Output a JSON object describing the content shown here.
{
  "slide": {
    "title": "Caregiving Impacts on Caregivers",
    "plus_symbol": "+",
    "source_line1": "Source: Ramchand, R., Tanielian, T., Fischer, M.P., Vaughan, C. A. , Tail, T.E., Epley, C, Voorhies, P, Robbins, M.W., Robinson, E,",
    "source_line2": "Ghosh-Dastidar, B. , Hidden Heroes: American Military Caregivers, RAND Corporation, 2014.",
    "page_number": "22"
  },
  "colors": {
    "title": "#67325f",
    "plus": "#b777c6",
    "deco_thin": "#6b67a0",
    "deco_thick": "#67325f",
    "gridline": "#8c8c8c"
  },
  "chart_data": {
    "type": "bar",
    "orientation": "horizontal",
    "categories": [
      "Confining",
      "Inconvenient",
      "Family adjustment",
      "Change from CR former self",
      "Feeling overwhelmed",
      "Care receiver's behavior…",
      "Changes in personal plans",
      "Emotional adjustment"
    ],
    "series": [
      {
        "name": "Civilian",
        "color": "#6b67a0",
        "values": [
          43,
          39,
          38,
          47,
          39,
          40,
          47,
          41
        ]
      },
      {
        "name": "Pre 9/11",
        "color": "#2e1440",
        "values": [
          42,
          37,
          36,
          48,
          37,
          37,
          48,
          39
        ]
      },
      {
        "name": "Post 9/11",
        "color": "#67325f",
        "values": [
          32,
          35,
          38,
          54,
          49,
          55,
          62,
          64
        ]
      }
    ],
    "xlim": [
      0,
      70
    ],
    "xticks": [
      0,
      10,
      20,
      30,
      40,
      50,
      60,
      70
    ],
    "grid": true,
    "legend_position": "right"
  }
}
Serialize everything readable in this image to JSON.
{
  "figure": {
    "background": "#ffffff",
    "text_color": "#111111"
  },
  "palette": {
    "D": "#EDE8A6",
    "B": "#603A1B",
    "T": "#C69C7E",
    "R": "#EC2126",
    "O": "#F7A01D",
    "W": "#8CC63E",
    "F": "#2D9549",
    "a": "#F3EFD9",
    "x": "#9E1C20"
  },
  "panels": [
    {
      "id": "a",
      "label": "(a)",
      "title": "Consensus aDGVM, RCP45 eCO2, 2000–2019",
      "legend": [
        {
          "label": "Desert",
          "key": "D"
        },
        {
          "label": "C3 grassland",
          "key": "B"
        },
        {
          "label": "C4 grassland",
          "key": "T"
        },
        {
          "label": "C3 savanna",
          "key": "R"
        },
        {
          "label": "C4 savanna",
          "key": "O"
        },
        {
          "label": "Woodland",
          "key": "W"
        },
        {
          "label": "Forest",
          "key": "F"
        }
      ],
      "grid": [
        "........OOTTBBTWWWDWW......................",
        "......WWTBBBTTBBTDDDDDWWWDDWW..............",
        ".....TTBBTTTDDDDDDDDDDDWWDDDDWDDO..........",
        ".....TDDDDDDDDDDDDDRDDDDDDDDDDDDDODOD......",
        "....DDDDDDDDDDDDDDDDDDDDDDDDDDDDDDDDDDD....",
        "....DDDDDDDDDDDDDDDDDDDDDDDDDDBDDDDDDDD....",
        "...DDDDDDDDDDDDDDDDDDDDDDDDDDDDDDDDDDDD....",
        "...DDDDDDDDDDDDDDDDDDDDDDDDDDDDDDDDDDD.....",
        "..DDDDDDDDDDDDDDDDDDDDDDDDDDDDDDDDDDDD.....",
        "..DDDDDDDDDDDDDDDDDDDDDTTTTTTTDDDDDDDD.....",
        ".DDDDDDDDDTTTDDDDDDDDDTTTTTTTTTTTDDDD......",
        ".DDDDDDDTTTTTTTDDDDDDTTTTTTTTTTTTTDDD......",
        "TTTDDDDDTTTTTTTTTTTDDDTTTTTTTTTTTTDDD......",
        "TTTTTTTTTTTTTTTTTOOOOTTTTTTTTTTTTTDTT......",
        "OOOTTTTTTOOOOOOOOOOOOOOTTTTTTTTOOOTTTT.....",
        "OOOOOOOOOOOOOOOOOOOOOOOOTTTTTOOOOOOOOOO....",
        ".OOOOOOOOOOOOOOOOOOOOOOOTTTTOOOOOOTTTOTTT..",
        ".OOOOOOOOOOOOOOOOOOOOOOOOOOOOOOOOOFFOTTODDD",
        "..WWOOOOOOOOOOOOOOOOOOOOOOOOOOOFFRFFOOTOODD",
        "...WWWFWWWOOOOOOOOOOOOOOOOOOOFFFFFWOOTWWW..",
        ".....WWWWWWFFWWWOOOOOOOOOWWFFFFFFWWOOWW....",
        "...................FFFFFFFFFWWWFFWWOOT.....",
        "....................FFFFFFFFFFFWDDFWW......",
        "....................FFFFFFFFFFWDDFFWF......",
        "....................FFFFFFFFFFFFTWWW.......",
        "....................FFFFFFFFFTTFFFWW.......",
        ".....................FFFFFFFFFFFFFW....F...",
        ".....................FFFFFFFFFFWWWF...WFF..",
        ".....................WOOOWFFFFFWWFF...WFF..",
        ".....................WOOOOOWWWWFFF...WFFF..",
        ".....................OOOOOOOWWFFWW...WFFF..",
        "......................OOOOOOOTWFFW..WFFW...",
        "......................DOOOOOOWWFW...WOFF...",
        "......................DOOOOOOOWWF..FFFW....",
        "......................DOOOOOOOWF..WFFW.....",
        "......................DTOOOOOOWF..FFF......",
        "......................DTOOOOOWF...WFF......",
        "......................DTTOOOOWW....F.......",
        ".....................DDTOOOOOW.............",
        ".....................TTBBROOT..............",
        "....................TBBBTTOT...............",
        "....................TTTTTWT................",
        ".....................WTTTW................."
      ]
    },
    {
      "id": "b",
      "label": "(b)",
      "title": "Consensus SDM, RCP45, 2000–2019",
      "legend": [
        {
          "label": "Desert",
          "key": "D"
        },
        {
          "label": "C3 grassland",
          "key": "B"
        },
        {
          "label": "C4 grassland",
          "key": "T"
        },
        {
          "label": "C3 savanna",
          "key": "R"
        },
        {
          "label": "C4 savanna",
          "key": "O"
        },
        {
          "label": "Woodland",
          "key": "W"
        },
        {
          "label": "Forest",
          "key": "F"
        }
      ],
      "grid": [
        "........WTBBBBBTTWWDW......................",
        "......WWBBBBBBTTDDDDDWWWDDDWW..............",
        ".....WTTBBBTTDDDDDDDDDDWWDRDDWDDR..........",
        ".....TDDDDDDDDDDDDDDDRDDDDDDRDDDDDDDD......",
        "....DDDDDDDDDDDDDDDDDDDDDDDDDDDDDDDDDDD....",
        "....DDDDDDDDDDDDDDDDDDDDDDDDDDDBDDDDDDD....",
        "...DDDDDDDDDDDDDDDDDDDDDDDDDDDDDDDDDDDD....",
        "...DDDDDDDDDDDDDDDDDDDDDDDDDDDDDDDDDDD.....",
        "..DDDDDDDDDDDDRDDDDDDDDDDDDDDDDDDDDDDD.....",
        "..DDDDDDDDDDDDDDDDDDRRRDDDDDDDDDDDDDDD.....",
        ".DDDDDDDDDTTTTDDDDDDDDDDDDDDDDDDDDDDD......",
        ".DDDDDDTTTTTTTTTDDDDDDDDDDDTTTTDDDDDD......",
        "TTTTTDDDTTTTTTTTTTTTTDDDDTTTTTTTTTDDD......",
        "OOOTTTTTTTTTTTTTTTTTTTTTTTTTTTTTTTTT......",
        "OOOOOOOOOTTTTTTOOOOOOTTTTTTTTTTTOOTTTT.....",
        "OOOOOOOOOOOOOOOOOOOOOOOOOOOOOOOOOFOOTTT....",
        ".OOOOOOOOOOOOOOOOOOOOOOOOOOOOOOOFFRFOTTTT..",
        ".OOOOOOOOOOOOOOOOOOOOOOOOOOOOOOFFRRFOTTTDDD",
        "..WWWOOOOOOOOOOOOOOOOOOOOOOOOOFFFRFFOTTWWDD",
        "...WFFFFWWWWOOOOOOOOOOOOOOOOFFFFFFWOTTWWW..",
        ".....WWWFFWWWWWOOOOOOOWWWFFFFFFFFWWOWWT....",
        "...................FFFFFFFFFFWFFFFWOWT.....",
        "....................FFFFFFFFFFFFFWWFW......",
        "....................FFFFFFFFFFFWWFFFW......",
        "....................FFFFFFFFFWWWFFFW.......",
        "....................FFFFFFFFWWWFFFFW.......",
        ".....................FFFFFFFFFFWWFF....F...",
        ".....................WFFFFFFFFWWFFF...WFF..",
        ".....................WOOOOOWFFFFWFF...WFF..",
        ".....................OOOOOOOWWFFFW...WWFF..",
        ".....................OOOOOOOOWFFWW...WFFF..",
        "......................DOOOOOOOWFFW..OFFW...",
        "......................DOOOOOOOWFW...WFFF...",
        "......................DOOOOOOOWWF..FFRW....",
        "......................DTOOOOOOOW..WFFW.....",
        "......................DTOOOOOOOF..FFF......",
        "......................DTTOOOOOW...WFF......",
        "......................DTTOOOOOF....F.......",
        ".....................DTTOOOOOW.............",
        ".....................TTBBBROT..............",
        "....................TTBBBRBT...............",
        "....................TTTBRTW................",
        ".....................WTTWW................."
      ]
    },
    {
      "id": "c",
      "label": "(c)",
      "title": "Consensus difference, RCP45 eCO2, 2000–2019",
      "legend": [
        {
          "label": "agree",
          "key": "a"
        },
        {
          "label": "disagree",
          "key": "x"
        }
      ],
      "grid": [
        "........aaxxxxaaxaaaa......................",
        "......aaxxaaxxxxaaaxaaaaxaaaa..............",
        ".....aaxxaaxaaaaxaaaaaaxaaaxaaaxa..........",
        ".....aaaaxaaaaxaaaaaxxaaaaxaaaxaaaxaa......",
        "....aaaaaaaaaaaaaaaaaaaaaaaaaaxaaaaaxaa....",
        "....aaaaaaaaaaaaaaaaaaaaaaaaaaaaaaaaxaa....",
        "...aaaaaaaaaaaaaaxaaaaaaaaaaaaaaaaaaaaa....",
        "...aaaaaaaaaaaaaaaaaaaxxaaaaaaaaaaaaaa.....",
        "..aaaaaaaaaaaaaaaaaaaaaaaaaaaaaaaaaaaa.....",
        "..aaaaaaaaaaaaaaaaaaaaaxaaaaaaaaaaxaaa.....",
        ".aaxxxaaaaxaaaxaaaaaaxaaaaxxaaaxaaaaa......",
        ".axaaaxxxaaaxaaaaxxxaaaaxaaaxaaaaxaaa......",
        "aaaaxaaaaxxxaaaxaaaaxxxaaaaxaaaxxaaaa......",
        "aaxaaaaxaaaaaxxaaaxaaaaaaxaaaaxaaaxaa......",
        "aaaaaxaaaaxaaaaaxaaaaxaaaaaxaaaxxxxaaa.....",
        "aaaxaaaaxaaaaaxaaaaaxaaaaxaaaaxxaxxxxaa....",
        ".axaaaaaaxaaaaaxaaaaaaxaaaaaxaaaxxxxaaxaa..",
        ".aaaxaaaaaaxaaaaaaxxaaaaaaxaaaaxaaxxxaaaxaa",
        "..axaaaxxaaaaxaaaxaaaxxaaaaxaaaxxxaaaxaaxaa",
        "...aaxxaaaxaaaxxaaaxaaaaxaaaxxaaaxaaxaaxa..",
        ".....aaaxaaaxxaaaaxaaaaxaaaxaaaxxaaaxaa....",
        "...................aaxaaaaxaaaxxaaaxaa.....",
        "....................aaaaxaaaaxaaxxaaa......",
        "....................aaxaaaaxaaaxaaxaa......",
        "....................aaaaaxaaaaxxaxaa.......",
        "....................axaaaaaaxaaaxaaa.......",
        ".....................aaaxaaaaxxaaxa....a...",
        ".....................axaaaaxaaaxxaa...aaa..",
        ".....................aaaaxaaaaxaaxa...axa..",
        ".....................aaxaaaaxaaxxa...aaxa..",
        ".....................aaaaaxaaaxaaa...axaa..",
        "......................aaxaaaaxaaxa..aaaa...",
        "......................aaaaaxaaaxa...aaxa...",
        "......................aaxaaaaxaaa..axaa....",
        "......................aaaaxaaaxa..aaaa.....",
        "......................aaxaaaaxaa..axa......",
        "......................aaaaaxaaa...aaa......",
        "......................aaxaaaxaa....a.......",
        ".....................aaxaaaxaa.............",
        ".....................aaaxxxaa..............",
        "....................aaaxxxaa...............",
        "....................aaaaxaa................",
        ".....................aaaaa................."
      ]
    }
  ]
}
▬▬▬▬▬▬▬▬▬▬
# What the task requires
In the records above, collect each line with "DOOOOOOOWWF".

# The result
        "......................DOOOOOOOWWF..FFFW....",
        "......................DOOOOOOOWWF..FFRW....",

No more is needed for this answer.